● **What is asked**
Copy out all of the data exactly as it appears.

Saved entries
-*-

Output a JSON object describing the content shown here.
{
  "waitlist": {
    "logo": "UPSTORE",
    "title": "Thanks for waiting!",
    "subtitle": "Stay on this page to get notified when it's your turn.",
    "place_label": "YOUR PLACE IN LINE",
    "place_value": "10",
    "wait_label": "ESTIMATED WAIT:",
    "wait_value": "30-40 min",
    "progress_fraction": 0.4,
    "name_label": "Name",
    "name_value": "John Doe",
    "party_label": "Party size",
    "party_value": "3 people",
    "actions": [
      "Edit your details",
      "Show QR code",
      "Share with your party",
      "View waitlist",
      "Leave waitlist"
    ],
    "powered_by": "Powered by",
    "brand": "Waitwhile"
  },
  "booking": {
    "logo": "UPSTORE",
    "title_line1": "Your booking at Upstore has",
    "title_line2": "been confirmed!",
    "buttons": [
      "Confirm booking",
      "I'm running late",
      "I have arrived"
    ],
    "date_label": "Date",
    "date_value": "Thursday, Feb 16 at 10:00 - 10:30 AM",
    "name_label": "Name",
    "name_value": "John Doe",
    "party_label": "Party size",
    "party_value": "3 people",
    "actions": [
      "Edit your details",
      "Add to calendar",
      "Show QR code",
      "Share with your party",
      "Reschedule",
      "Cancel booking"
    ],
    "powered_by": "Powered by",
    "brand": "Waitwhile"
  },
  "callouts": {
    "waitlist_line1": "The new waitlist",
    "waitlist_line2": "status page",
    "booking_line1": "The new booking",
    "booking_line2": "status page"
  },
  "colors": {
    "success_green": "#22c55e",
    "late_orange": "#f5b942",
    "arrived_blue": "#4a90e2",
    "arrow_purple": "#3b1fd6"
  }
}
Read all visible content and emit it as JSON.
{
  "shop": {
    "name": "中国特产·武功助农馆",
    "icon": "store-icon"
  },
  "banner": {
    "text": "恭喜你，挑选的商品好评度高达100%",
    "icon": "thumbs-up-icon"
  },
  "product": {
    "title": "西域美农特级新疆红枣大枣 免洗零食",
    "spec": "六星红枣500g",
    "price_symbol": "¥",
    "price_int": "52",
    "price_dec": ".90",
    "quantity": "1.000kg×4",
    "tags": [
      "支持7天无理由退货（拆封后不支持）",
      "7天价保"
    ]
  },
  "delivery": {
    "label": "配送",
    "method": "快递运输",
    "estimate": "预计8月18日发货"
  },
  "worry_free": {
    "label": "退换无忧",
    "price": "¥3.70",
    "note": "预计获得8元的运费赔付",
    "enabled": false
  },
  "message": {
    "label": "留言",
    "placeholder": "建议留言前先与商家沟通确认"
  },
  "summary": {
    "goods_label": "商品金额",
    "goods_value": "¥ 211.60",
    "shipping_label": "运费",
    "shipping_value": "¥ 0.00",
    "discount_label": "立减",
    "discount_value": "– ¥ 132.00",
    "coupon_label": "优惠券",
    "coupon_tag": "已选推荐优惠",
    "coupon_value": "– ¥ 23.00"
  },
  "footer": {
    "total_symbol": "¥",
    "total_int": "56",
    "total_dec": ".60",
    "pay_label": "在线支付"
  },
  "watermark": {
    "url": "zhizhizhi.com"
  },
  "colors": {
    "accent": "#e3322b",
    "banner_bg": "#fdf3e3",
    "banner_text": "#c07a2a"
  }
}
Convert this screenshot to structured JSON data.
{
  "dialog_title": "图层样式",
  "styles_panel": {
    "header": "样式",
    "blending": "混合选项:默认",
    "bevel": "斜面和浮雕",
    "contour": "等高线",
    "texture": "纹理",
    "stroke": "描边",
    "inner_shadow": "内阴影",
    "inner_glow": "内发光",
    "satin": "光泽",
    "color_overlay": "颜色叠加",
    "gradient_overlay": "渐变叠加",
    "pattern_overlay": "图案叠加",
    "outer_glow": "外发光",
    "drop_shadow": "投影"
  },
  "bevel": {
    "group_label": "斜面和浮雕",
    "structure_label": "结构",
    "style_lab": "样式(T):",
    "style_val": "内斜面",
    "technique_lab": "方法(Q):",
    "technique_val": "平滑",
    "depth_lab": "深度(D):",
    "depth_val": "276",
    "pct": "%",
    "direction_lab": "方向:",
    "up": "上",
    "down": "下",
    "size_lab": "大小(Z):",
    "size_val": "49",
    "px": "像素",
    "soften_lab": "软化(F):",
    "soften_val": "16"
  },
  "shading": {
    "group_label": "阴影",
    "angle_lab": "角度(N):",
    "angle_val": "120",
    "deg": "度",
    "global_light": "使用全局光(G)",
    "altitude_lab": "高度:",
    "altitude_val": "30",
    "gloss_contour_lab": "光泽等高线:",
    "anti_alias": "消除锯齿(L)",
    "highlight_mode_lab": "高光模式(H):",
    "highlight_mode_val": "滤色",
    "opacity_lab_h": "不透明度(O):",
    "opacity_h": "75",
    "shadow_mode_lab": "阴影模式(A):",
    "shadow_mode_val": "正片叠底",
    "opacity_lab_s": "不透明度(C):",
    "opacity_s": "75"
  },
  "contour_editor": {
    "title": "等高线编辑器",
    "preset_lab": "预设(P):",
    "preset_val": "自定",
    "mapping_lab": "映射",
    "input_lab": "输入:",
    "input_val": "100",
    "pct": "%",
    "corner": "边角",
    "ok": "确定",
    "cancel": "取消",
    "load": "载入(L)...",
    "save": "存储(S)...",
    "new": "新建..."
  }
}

-*-

● **Answer to the task**
Output a JSON object describing the content shown here.
{
  "waitlist": {
    "logo": "UPSTORE",
    "title": "Thanks for waiting!",
    "subtitle": "Stay on this page to get notified when it's your turn.",
    "place_label": "YOUR PLACE IN LINE",
    "place_value": "10",
    "wait_label": "ESTIMATED WAIT:",
    "wait_value": "30-40 min",
    "progress_fraction": 0.4,
    "name_label": "Name",
    "name_value": "John Doe",
    "party_label": "Party size",
    "party_value": "3 people",
    "actions": [
      "Edit your details",
      "Show QR code",
      "Share with your party",
      "View waitlist",
      "Leave waitlist"
    ],
    "powered_by": "Powered by",
    "brand": "Waitwhile"
  },
  "booking": {
    "logo": "UPSTORE",
    "title_line1": "Your booking at Upstore has",
    "title_line2": "been confirmed!",
    "buttons": [
      "Confirm booking",
      "I'm running late",
      "I have arrived"
    ],
    "date_label": "Date",
    "date_value": "Thursday, Feb 16 at 10:00 - 10:30 AM",
    "name_label": "Name",
    "name_value": "John Doe",
    "party_label": "Party size",
    "party_value": "3 people",
    "actions": [
      "Edit your details",
      "Add to calendar",
      "Show QR code",
      "Share with your party",
      "Reschedule",
      "Cancel booking"
    ],
    "powered_by": "Powered by",
    "brand": "Waitwhile"
  },
  "callouts": {
    "waitlist_line1": "The new waitlist",
    "waitlist_line2": "status page",
    "booking_line1": "The new booking",
    "booking_line2": "status page"
  },
  "colors": {
    "success_green": "#22c55e",
    "late_orange": "#f5b942",
    "arrived_blue": "#4a90e2",
    "arrow_purple": "#3b1fd6"
  }
}
Read all visible content and emit it as JSON.
{
  "shop": {
    "name": "中国特产·武功助农馆",
    "icon": "store-icon"
  },
  "banner": {
    "text": "恭喜你，挑选的商品好评度高达100%",
    "icon": "thumbs-up-icon"
  },
  "product": {
    "title": "西域美农特级新疆红枣大枣 免洗零食",
    "spec": "六星红枣500g",
    "price_symbol": "¥",
    "price_int": "52",
    "price_dec": ".90",
    "quantity": "1.000kg×4",
    "tags": [
      "支持7天无理由退货（拆封后不支持）",
      "7天价保"
    ]
  },
  "delivery": {
    "label": "配送",
    "method": "快递运输",
    "estimate": "预计8月18日发货"
  },
  "worry_free": {
    "label": "退换无忧",
    "price": "¥3.70",
    "note": "预计获得8元的运费赔付",
    "enabled": false
  },
  "message": {
    "label": "留言",
    "placeholder": "建议留言前先与商家沟通确认"
  },
  "summary": {
    "goods_label": "商品金额",
    "goods_value": "¥ 211.60",
    "shipping_label": "运费",
    "shipping_value": "¥ 0.00",
    "discount_label": "立减",
    "discount_value": "– ¥ 132.00",
    "coupon_label": "优惠券",
    "coupon_tag": "已选推荐优惠",
    "coupon_value": "– ¥ 23.00"
  },
  "footer": {
    "total_symbol": "¥",
    "total_int": "56",
    "total_dec": ".60",
    "pay_label": "在线支付"
  },
  "watermark": {
    "url": "zhizhizhi.com"
  },
  "colors": {
    "accent": "#e3322b",
    "banner_bg": "#fdf3e3",
    "banner_text": "#c07a2a"
  }
}
Convert this screenshot to structured JSON data.
{
  "dialog_title": "图层样式",
  "styles_panel": {
    "header": "样式",
    "blending": "混合选项:默认",
    "bevel": "斜面和浮雕",
    "contour": "等高线",
    "texture": "纹理",
    "stroke": "描边",
    "inner_shadow": "内阴影",
    "inner_glow": "内发光",
    "satin": "光泽",
    "color_overlay": "颜色叠加",
    "gradient_overlay": "渐变叠加",
    "pattern_overlay": "图案叠加",
    "outer_glow": "外发光",
    "drop_shadow": "投影"
  },
  "bevel": {
    "group_label": "斜面和浮雕",
    "structure_label": "结构",
    "style_lab": "样式(T):",
    "style_val": "内斜面",
    "technique_lab": "方法(Q):",
    "technique_val": "平滑",
    "depth_lab": "深度(D):",
    "depth_val": "276",
    "pct": "%",
    "direction_lab": "方向:",
    "up": "上",
    "down": "下",
    "size_lab": "大小(Z):",
    "size_val": "49",
    "px": "像素",
    "soften_lab": "软化(F):",
    "soften_val": "16"
  },
  "shading": {
    "group_label": "阴影",
    "angle_lab": "角度(N):",
    "angle_val": "120",
    "deg": "度",
    "global_light": "使用全局光(G)",
    "altitude_lab": "高度:",
    "altitude_val": "30",
    "gloss_contour_lab": "光泽等高线:",
    "anti_alias": "消除锯齿(L)",
    "highlight_mode_lab": "高光模式(H):",
    "highlight_mode_val": "滤色",
    "opacity_lab_h": "不透明度(O):",
    "opacity_h": "75",
    "shadow_mode_lab": "阴影模式(A):",
    "shadow_mode_val": "正片叠底",
    "opacity_lab_s": "不透明度(C):",
    "opacity_s": "75"
  },
  "contour_editor": {
    "title": "等高线编辑器",
    "preset_lab": "预设(P):",
    "preset_val": "自定",
    "mapping_lab": "映射",
    "input_lab": "输入:",
    "input_val": "100",
    "pct": "%",
    "corner": "边角",
    "ok": "确定",
    "cancel": "取消",
    "load": "载入(L)...",
    "save": "存储(S)...",
    "new": "新建..."
  }
}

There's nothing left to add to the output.